Let's get the transpiled library by calling `transpile`.

In [None]:
jax_kornia = ivy.transpile(kornia, source="torch", to="jax")

Now let's get a sample image and preprocess so that it has the format kornia expects:

In [None]:
url = "http://images.cocodataset.org/train2017/000000000034.jpg"
raw_img = Image.open(requests.get(url, stream=True).raw)
img = jnp.transpose(jnp.array(raw_img), (2, 0, 1))
img = jnp.expand_dims(img, 0) / 255
display(raw_img)

And we can call any function from kornia in `jax`, as simple as that!

In [None]:
out = jax_kornia.enhance.sharpness(img, 10)
type(out)

Finally, let's see if the transformation has been applied correctly:

In [None]:
np_image = np.uint8(np.array(out[0])*255)
display(Image.fromarray(np.transpose(np_image, (1, 2, 0))))

It's worth noting that every operation in the transpiled functions is performed natively in the target framework, which means that gradients can be tracked and the resulting functions are fully differentiable. Even after transpilation, you can still take advantage of the powerful features of your chosen framework.

While transpiling functions and libraries is useful, trainable modules play a critical role in ML and DL. The good news is that Ivy makes it just as easy to transpile modules and models from one framework to another with just one line of code.

### Any model

For the purpose of this demonstration, let's define a very basic CNN block using the Sequential API of `keras`.

In [None]:
import tensorflow as tf

model = tf.keras.Sequential([
    tf.keras.layers.Conv2D(32, kernel_size=(3, 3), activation='relu', input_shape=(28, 28, 3)),
    tf.keras.layers.Flatten(),
    tf.keras.layers.Dense(10, activation='softmax')
])

The model we just defined is an instance of `tf.keras.Model`. Using `ivy.transpile`, we can effortlessly convert it into a `torch.nn.Module`, for instance.

In [None]:
input_array = tf.random.normal((1, 28, 28, 3))
torch_model = ivy.transpile(model, to="torch", args=(input_array,))

After transpilation, we can pass a `torch` tensor and obtain the expected output. As mentioned previously, all operations are now PyTorch native functions, making them differentiable. Additionally, Ivy automatically converts all parameters of the original model to the new one, allowing you to transpile pre-trained models and fine-tune them in your preferred framework.

***

Exercise requirements >>
1. Which layers make up the Keras model defined in the Ivy transpilation tutorial?
2. In the Ivy transpilation tutorial, what type of object is the Keras model converted into?
3. Can you carry the Ivy transpilation tutorial on from its final sentence?
The listing has no connection to the Ivy transpilation tutorial.

Information supplied >>
***

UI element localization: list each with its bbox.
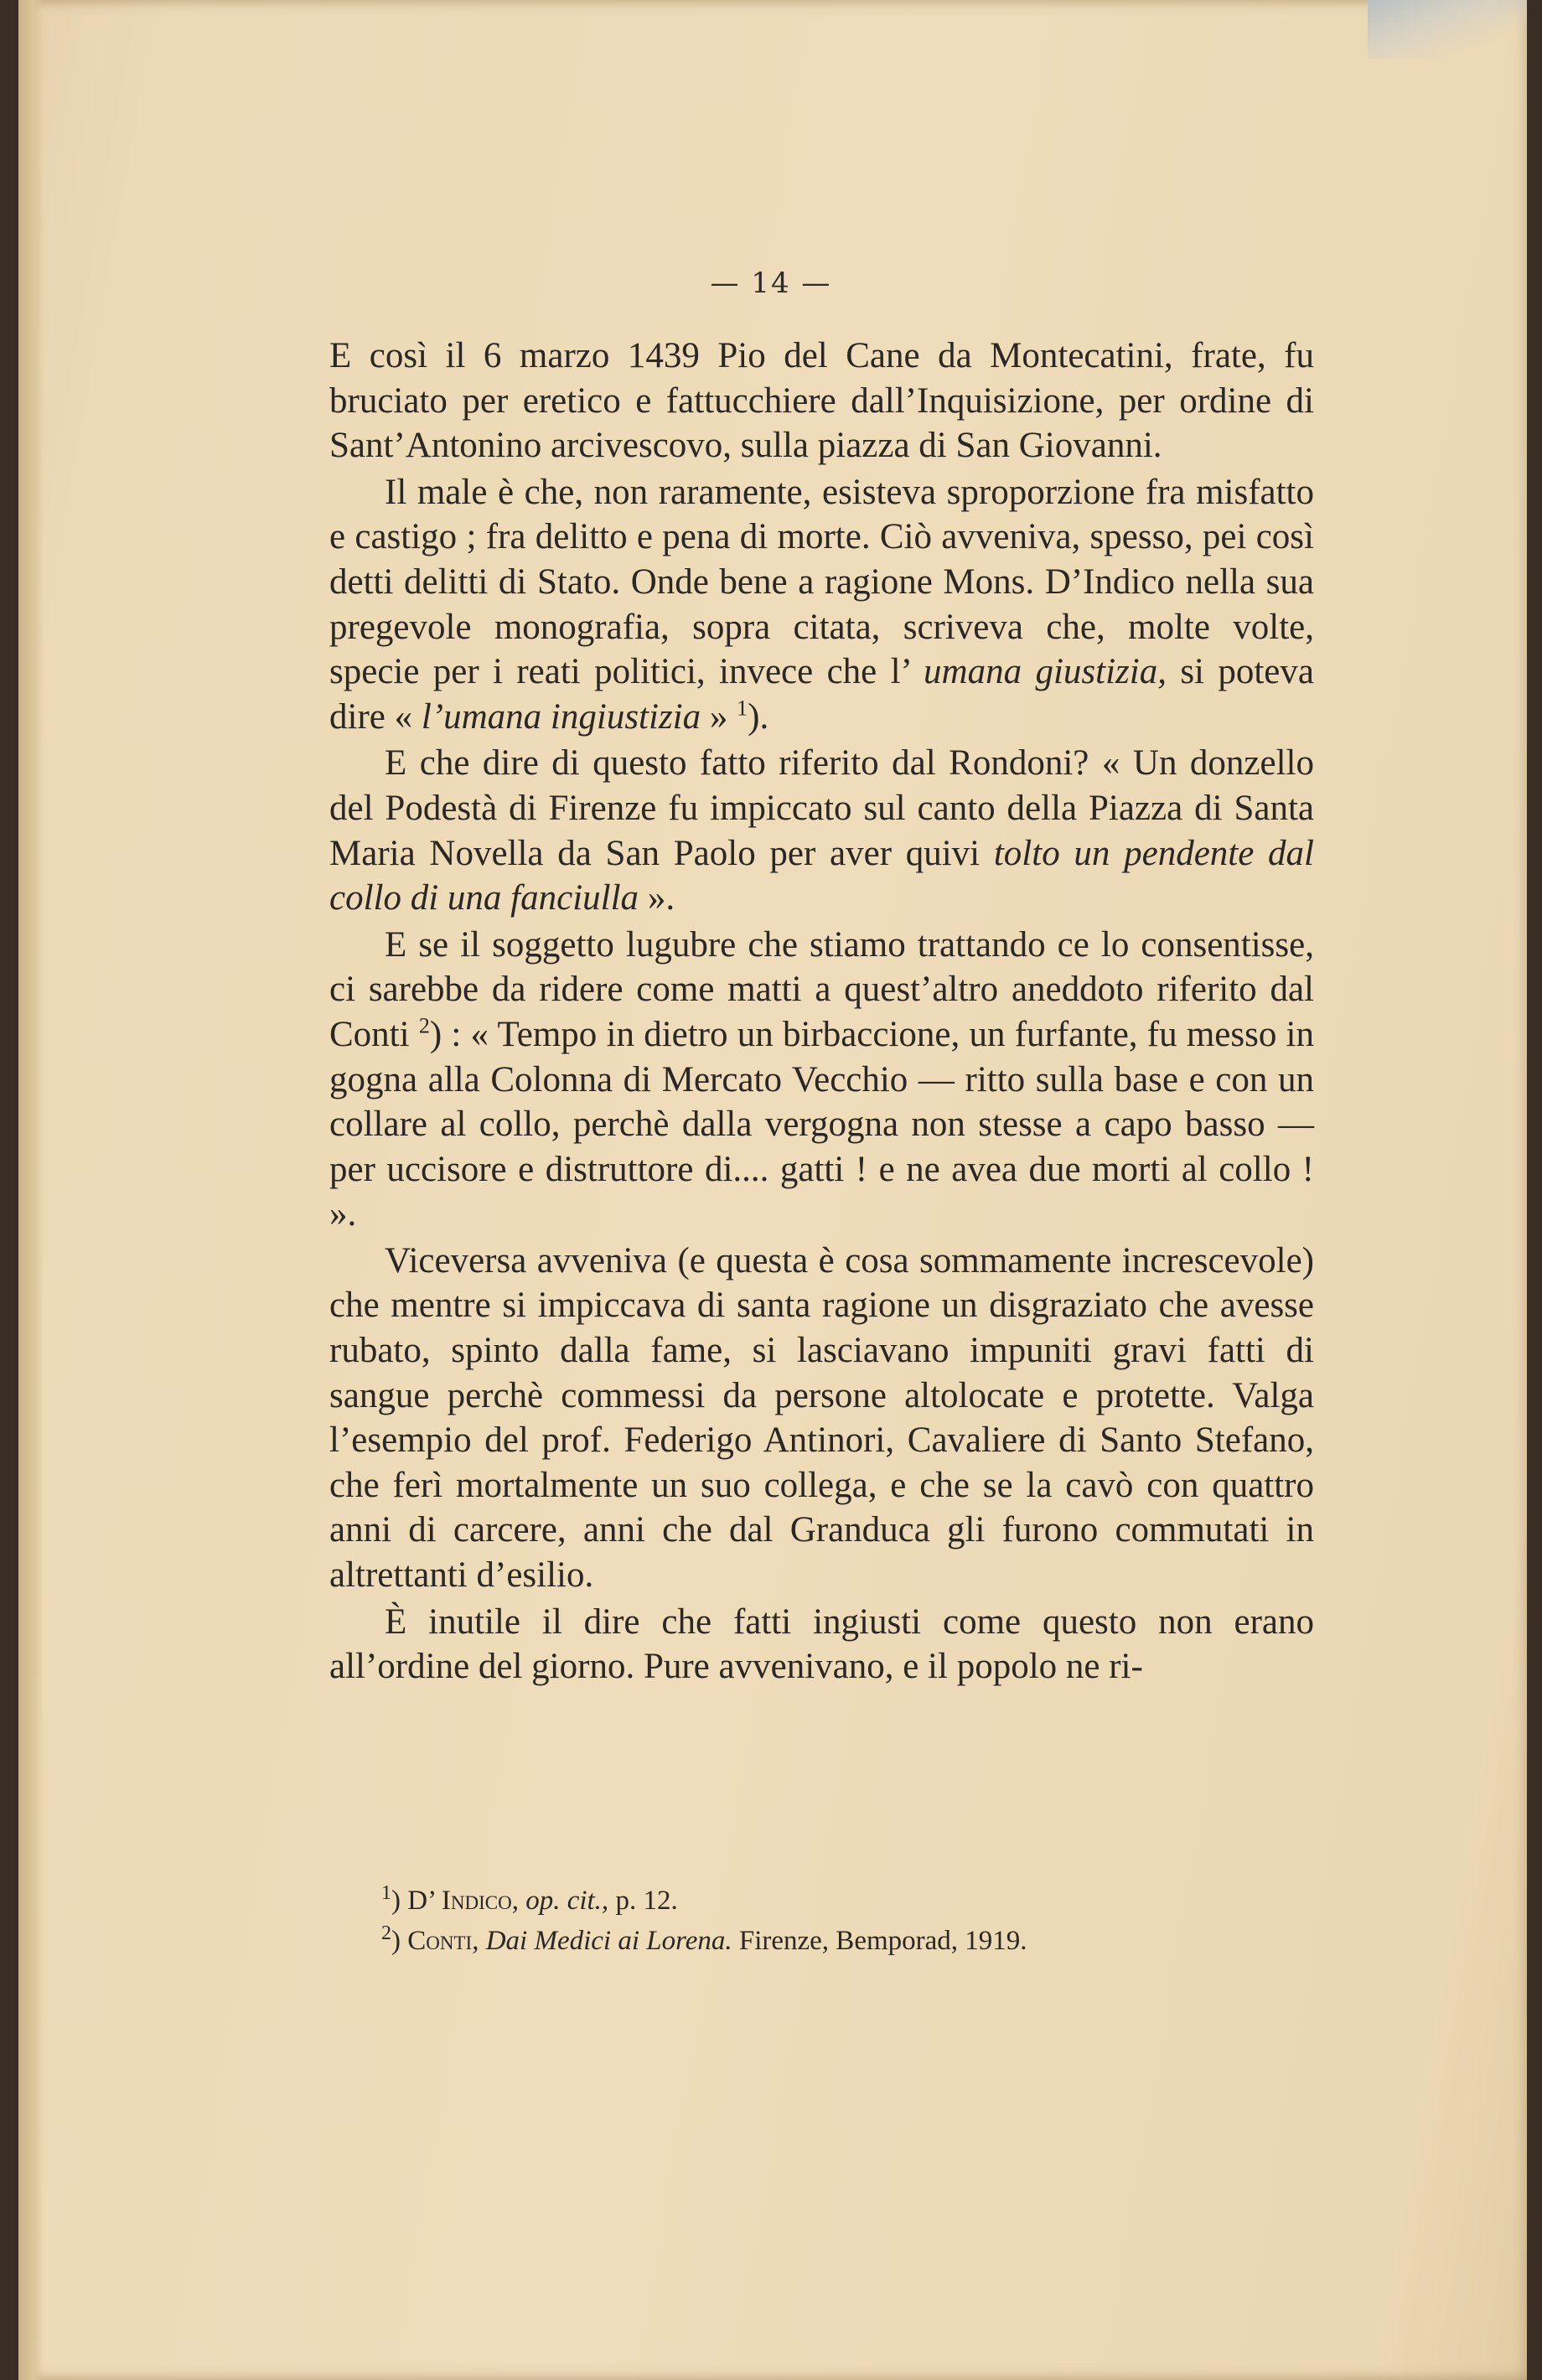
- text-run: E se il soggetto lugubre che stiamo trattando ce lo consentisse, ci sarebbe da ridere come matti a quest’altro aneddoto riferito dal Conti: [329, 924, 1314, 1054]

***

Answers by task >>
1.
- `tf.keras.layers.Conv2D`
- `tf.keras.layers.Flatten`
- `tf.keras.layers.Dense`

2. A `torch.nn.Module`.

3.
In [None]:
isinstance(torch_model, torch.nn.Module)

In [None]:
input_array = torch.rand((1, 28, 28, 3)).to(ivy.default_device(as_native="True"))
torch_model.to(ivy.default_device(as_native="True"))
output_array = torch_model(input_array)
print(output_array)

While we have only transpiled a simple model for demonstration purposes, we can certainly transpile more complex models as well. Let's take a more complex model from `timm` and see how we can build upon transpiled modules.

In [None]:
import timm

We will only be using the encoder, so we can remove the unnecessary layers by setting `num_classes=0`, and then pass `pretrained=True` to download the pre-trained parameters.

In [None]:
mlp_encoder = timm.create_model("mixer_b16_224", pretrained=True, num_classes=0)

Let's transpile the model to tensorflow with `ivy.transpile` 🔀

In [None]:
noise = torch.randn(1, 3, 224, 224)
tf_mlp_encoder = ivy.transpile(mlp_encoder, to="tensorflow", args=(noise,))

And now let's build a model on top of our pretrained encoder!

In [None]:
class Classifier(tf.keras.Model):
    def __init__(self):
        super(Classifier, self).__init__()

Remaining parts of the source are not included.